• **Stored items**
——————————
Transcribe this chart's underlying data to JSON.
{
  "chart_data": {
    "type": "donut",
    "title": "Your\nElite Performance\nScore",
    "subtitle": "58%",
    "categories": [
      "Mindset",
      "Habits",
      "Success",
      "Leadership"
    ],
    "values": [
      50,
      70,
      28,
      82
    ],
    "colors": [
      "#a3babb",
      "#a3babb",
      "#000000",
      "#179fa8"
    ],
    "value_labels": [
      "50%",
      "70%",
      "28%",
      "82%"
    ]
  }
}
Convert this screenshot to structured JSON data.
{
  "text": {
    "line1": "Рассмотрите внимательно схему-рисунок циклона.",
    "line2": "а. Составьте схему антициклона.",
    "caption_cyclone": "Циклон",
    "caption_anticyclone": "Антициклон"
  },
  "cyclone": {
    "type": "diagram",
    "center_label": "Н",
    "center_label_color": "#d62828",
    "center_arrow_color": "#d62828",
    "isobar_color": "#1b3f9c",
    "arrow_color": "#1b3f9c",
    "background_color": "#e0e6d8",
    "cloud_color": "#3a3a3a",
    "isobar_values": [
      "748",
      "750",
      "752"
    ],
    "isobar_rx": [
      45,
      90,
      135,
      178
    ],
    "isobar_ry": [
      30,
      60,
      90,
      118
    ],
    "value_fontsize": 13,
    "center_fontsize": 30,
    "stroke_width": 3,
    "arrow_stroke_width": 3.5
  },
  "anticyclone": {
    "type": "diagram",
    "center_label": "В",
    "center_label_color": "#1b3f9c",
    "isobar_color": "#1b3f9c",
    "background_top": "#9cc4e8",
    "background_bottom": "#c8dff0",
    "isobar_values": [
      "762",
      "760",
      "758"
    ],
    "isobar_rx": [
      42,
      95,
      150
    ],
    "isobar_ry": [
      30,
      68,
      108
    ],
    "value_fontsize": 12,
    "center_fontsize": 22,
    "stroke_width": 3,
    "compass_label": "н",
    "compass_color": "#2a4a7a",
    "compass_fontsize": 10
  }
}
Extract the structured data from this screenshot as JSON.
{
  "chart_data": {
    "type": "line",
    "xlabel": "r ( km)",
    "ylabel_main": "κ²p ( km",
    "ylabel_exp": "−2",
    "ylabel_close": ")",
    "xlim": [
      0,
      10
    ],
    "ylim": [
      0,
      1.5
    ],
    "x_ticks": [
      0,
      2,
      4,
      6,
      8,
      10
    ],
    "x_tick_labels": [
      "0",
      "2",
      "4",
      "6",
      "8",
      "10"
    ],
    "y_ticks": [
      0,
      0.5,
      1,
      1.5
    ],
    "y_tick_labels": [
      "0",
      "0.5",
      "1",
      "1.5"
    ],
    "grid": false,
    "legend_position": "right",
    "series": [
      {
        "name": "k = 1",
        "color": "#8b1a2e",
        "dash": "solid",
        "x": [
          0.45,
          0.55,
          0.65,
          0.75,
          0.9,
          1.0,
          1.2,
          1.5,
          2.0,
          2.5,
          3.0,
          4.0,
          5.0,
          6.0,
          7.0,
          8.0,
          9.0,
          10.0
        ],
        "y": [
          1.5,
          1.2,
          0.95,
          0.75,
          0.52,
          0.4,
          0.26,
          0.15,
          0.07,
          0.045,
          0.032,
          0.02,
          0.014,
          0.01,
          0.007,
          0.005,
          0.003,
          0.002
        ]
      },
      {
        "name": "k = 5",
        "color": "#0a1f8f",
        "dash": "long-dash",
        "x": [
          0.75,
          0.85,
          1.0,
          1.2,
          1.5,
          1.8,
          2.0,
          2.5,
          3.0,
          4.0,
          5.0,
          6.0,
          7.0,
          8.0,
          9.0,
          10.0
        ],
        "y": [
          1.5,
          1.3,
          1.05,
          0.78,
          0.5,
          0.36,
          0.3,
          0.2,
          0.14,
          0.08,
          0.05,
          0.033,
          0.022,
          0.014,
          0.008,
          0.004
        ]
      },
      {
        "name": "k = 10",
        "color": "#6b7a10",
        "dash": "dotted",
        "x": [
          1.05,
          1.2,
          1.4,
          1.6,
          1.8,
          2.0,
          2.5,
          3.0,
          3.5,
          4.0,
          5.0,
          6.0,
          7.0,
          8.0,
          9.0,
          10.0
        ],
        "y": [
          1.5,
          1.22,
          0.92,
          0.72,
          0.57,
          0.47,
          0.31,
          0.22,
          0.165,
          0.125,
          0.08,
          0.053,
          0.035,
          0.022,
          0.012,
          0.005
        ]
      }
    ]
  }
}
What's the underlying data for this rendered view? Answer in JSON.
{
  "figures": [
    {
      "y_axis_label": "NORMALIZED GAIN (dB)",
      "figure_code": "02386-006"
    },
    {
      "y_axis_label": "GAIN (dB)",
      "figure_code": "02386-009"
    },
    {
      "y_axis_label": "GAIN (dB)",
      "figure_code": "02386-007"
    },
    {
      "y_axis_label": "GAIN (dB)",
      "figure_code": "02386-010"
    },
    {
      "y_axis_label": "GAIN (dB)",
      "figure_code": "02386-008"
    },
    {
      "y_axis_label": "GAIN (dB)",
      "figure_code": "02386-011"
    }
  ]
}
——————————
Your answer should be a single number: the count of lines in the data that include the word "dash".

3